◆ **Work instructions**:
Return the material word for word. Do not include pictures.

◆ ◆ ◆ ◆ ◆

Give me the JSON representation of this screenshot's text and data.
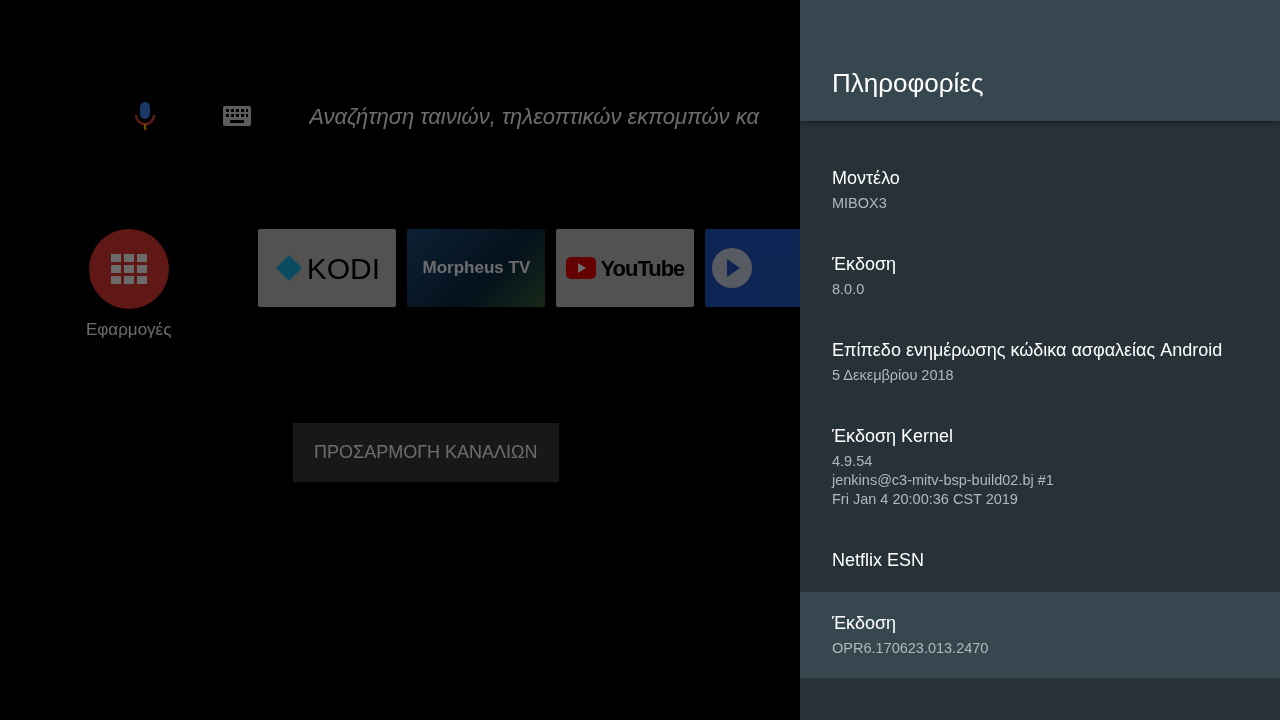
{
  "search": {
    "placeholder": "Αναζήτηση ταινιών, τηλεοπτικών εκπομπών κα"
  },
  "apps_button": {
    "label": "Εφαρμογές"
  },
  "app_tiles": [
    {
      "kind": "kodi",
      "label": "KODI"
    },
    {
      "kind": "morpheus",
      "label": "Morpheus TV"
    },
    {
      "kind": "youtube",
      "label": "YouTube"
    },
    {
      "kind": "play"
    }
  ],
  "channels_button": {
    "label": "ΠΡΟΣΑΡΜΟΓΗ ΚΑΝΑΛΙΩΝ"
  },
  "panel": {
    "title": "Πληροφορίες",
    "items": [
      {
        "title": "Μοντέλο",
        "values": [
          "MIBOX3"
        ],
        "selected": false
      },
      {
        "title": "Έκδοση",
        "values": [
          "8.0.0"
        ],
        "selected": false
      },
      {
        "title": "Επίπεδο ενημέρωσης κώδικα ασφαλείας Android",
        "values": [
          "5 Δεκεμβρίου 2018"
        ],
        "selected": false
      },
      {
        "title": "Έκδοση Kernel",
        "values": [
          "4.9.54",
          "jenkins@c3-mitv-bsp-build02.bj #1",
          "Fri Jan 4 20:00:36 CST 2019"
        ],
        "selected": false
      },
      {
        "title": "Netflix ESN",
        "selected": false
      },
      {
        "title": "Έκδοση",
        "values": [
          "OPR6.170623.013.2470"
        ],
        "selected": true
      }
    ]
  }
}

◆ ◆ ◆ ◆ ◆

◆ **Problem solution**:
Give me the JSON representation of this screenshot's text and data.
{
  "search": {
    "placeholder": "Αναζήτηση ταινιών, τηλεοπτικών εκπομπών κα"
  },
  "apps_button": {
    "label": "Εφαρμογές"
  },
  "app_tiles": [
    {
      "kind": "kodi",
      "label": "KODI"
    },
    {
      "kind": "morpheus",
      "label": "Morpheus TV"
    },
    {
      "kind": "youtube",
      "label": "YouTube"
    },
    {
      "kind": "play"
    }
  ],
  "channels_button": {
    "label": "ΠΡΟΣΑΡΜΟΓΗ ΚΑΝΑΛΙΩΝ"
  },
  "panel": {
    "title": "Πληροφορίες",
    "items": [
      {
        "title": "Μοντέλο",
        "values": [
          "MIBOX3"
        ],
        "selected": false
      },
      {
        "title": "Έκδοση",
        "values": [
          "8.0.0"
        ],
        "selected": false
      },
      {
        "title": "Επίπεδο ενημέρωσης κώδικα ασφαλείας Android",
        "values": [
          "5 Δεκεμβρίου 2018"
        ],
        "selected": false
      },
      {
        "title": "Έκδοση Kernel",
        "values": [
          "4.9.54",
          "jenkins@c3-mitv-bsp-build02.bj #1",
          "Fri Jan 4 20:00:36 CST 2019"
        ],
        "selected": false
      },
      {
        "title": "Netflix ESN",
        "selected": false
      },
      {
        "title": "Έκδοση",
        "values": [
          "OPR6.170623.013.2470"
        ],
        "selected": true
      }
    ]
  }
}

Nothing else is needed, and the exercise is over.